## Set task
Reproduce the listing below without any change.

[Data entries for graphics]
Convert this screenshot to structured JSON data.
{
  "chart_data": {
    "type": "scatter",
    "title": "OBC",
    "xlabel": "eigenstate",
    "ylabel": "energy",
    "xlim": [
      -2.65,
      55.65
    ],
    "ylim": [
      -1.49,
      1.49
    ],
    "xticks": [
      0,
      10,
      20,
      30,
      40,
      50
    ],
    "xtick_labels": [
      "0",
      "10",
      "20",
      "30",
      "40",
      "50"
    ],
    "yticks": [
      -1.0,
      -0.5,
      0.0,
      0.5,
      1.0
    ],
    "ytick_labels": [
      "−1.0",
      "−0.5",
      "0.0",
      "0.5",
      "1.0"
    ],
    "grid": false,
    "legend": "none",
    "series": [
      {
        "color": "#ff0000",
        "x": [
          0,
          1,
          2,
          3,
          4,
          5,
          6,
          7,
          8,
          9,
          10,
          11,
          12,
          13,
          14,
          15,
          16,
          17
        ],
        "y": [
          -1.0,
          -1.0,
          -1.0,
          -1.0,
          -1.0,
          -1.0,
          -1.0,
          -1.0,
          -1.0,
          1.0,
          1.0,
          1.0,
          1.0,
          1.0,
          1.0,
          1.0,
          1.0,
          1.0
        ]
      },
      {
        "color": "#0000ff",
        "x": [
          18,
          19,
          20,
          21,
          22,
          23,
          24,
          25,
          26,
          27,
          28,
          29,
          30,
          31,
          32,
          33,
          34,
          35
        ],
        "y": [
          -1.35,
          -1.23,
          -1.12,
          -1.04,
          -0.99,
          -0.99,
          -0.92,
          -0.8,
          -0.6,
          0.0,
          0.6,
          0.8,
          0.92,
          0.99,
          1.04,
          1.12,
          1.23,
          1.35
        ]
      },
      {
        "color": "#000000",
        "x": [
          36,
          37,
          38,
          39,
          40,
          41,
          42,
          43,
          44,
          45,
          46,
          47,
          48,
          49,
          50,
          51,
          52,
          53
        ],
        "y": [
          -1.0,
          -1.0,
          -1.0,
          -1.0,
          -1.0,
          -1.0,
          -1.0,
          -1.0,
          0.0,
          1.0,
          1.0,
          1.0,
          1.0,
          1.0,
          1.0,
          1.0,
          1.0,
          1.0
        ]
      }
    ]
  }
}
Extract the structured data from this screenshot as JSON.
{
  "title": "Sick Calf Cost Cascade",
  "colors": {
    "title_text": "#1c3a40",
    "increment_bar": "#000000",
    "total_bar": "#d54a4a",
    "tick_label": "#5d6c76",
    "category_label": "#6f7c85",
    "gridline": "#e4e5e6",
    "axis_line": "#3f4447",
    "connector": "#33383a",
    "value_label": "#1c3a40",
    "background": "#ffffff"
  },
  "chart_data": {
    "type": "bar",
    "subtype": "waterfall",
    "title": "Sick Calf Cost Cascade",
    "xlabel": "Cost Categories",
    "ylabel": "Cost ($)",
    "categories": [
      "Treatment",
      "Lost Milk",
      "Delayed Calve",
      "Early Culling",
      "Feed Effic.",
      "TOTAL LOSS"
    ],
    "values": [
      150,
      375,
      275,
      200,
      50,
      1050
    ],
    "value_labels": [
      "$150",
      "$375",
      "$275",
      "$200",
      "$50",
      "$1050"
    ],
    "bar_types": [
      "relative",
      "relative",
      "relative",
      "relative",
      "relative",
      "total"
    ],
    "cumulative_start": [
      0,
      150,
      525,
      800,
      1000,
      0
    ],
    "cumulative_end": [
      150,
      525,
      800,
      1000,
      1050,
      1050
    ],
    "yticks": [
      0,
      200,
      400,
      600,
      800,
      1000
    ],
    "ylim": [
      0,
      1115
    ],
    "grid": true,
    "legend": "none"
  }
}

## Solution to the problem
Convert this screenshot to structured JSON data.
{
  "chart_data": {
    "type": "scatter",
    "title": "OBC",
    "xlabel": "eigenstate",
    "ylabel": "energy",
    "xlim": [
      -2.65,
      55.65
    ],
    "ylim": [
      -1.49,
      1.49
    ],
    "xticks": [
      0,
      10,
      20,
      30,
      40,
      50
    ],
    "xtick_labels": [
      "0",
      "10",
      "20",
      "30",
      "40",
      "50"
    ],
    "yticks": [
      -1.0,
      -0.5,
      0.0,
      0.5,
      1.0
    ],
    "ytick_labels": [
      "−1.0",
      "−0.5",
      "0.0",
      "0.5",
      "1.0"
    ],
    "grid": false,
    "legend": "none",
    "series": [
      {
        "color": "#ff0000",
        "x": [
          0,
          1,
          2,
          3,
          4,
          5,
          6,
          7,
          8,
          9,
          10,
          11,
          12,
          13,
          14,
          15,
          16,
          17
        ],
        "y": [
          -1.0,
          -1.0,
          -1.0,
          -1.0,
          -1.0,
          -1.0,
          -1.0,
          -1.0,
          -1.0,
          1.0,
          1.0,
          1.0,
          1.0,
          1.0,
          1.0,
          1.0,
          1.0,
          1.0
        ]
      },
      {
        "color": "#0000ff",
        "x": [
          18,
          19,
          20,
          21,
          22,
          23,
          24,
          25,
          26,
          27,
          28,
          29,
          30,
          31,
          32,
          33,
          34,
          35
        ],
        "y": [
          -1.35,
          -1.23,
          -1.12,
          -1.04,
          -0.99,
          -0.99,
          -0.92,
          -0.8,
          -0.6,
          0.0,
          0.6,
          0.8,
          0.92,
          0.99,
          1.04,
          1.12,
          1.23,
          1.35
        ]
      },
      {
        "color": "#000000",
        "x": [
          36,
          37,
          38,
          39,
          40,
          41,
          42,
          43,
          44,
          45,
          46,
          47,
          48,
          49,
          50,
          51,
          52,
          53
        ],
        "y": [
          -1.0,
          -1.0,
          -1.0,
          -1.0,
          -1.0,
          -1.0,
          -1.0,
          -1.0,
          0.0,
          1.0,
          1.0,
          1.0,
          1.0,
          1.0,
          1.0,
          1.0,
          1.0,
          1.0
        ]
      }
    ]
  }
}
Extract the structured data from this screenshot as JSON.
{
  "title": "Sick Calf Cost Cascade",
  "colors": {
    "title_text": "#1c3a40",
    "increment_bar": "#000000",
    "total_bar": "#d54a4a",
    "tick_label": "#5d6c76",
    "category_label": "#6f7c85",
    "gridline": "#e4e5e6",
    "axis_line": "#3f4447",
    "connector": "#33383a",
    "value_label": "#1c3a40",
    "background": "#ffffff"
  },
  "chart_data": {
    "type": "bar",
    "subtype": "waterfall",
    "title": "Sick Calf Cost Cascade",
    "xlabel": "Cost Categories",
    "ylabel": "Cost ($)",
    "categories": [
      "Treatment",
      "Lost Milk",
      "Delayed Calve",
      "Early Culling",
      "Feed Effic.",
      "TOTAL LOSS"
    ],
    "values": [
      150,
      375,
      275,
      200,
      50,
      1050
    ],
    "value_labels": [
      "$150",
      "$375",
      "$275",
      "$200",
      "$50",
      "$1050"
    ],
    "bar_types": [
      "relative",
      "relative",
      "relative",
      "relative",
      "relative",
      "total"
    ],
    "cumulative_start": [
      0,
      150,
      525,
      800,
      1000,
      0
    ],
    "cumulative_end": [
      150,
      525,
      800,
      1000,
      1050,
      1050
    ],
    "yticks": [
      0,
      200,
      400,
      600,
      800,
      1000
    ],
    "ylim": [
      0,
      1115
    ],
    "grid": true,
    "legend": "none"
  }
}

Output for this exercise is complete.